#### Excerpt to read:
Question

An object with a mass of `2 kg` is traveling in a circular path of a radius of `4 m`. If the object's angular velocity changes from `4 Hz` to `5 Hz` in `3 s`, what torque was applied to the object?

Answer 1

We will need to know the angular acceleration that existed during those 3 s. If this was a linear motion problem we could use the suvat formula
`v = u + a*t`
The equivalent formula in angular motion is
`omega_f = omega_i + alpha*t`

Using that last formula,
`5*(2*pi " radians")/s = 4*(2*pi " radians")/s + alpha*3 s`

Solving for `alpha`,
`alpha = ((2*pi " radians")/s)/(3 s) = 2.09 " radians"/s^2`

Next we need the angular motion equivalent of F=m*a (Newton's 2nd Law). The equivalent is

`tau = I*alpha`

I will assume the object can be considered a point mass. This requires that the dimensions of the object be much smaller than the 4 m radius. With that assumption, the rotational inertia, `I`, of the rotating mass is
`I = m*r^2 = 2 kg*(4 m)^2 = 32 kg*m^2`

So now we can calculate the torque, `tau`.

`tau = 32 kg*m^2 * 2.09 " radians"/s^2 = 67 kg*m^2/s^2`
`tau = 67 N*m`

You might ask how the combination of units `kg*m^2/s^2` simplified into `N*m`. Note that you can group `kg*m/s^2` apart from the other m. And `kg*m/s^2` is the definition of the Newton.

Torque is the product of force and the length of the lever arm. So, we have our answer.

I hope this helps,
Steve

#### Short task 1:
List every quantity, with its unit, that the opening question of the torque problem gives.

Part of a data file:
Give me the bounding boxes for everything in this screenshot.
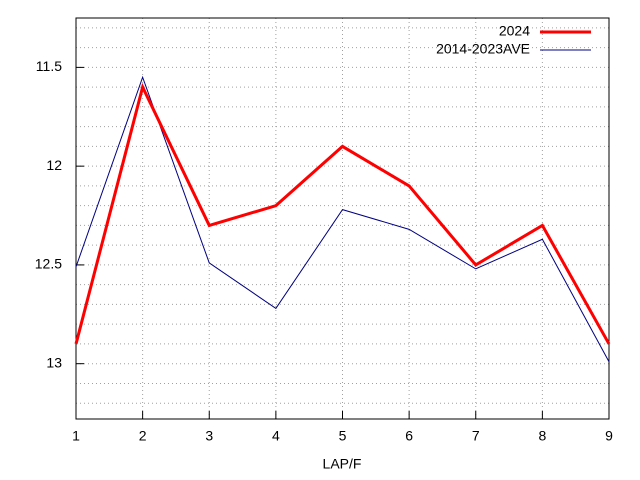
x-tick-label: 6 (405, 428, 413, 444)
x-tick-label: 7 (472, 428, 480, 444)
legend-label: 2014-2023AVE (436, 41, 530, 57)
y-tick-label: 11.5 (36, 58, 62, 74)
y-tick-label: 12 (46, 157, 62, 173)
x-axis-label: LAP/F (323, 456, 362, 472)
x-tick-label: 9 (605, 428, 613, 444)
x-tick-label: 4 (272, 428, 280, 444)
y-tick-label: 12.5 (35, 256, 62, 272)
series-line (74, 82, 611, 345)
x-tick-label: 5 (339, 428, 347, 444)
x-tick-label: 3 (205, 428, 213, 444)
x-tick-label: 2 (139, 428, 147, 444)
x-tick-label: 1 (72, 428, 80, 444)
legend-label: 2024 (499, 23, 530, 39)
plot-frame (75, 17, 610, 420)
y-tick-label: 13 (46, 354, 62, 370)
x-tick-label: 8 (538, 428, 546, 444)
series-line (75, 75, 610, 362)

#### Short task 2:
Return the lines of the records between the line holding "x-tick-label: 6 (405, 428, 413, 444)" and the line holding "y-tick-label: 12.5 (35, 256, 62, 272)", inclusive, exactly as they appear.

#### Full output 1:
2 kg, 4 m, 4 Hz, 5 Hz, 3 s

#### Full output 2:
x-tick-label: 6 (405, 428, 413, 444)
x-tick-label: 7 (472, 428, 480, 444)
legend-label: 2014-2023AVE (436, 41, 530, 57)
y-tick-label: 11.5 (36, 58, 62, 74)
y-tick-label: 12 (46, 157, 62, 173)
x-axis-label: LAP/F (323, 456, 362, 472)
x-tick-label: 9 (605, 428, 613, 444)
x-tick-label: 4 (272, 428, 280, 444)
y-tick-label: 12.5 (35, 256, 62, 272)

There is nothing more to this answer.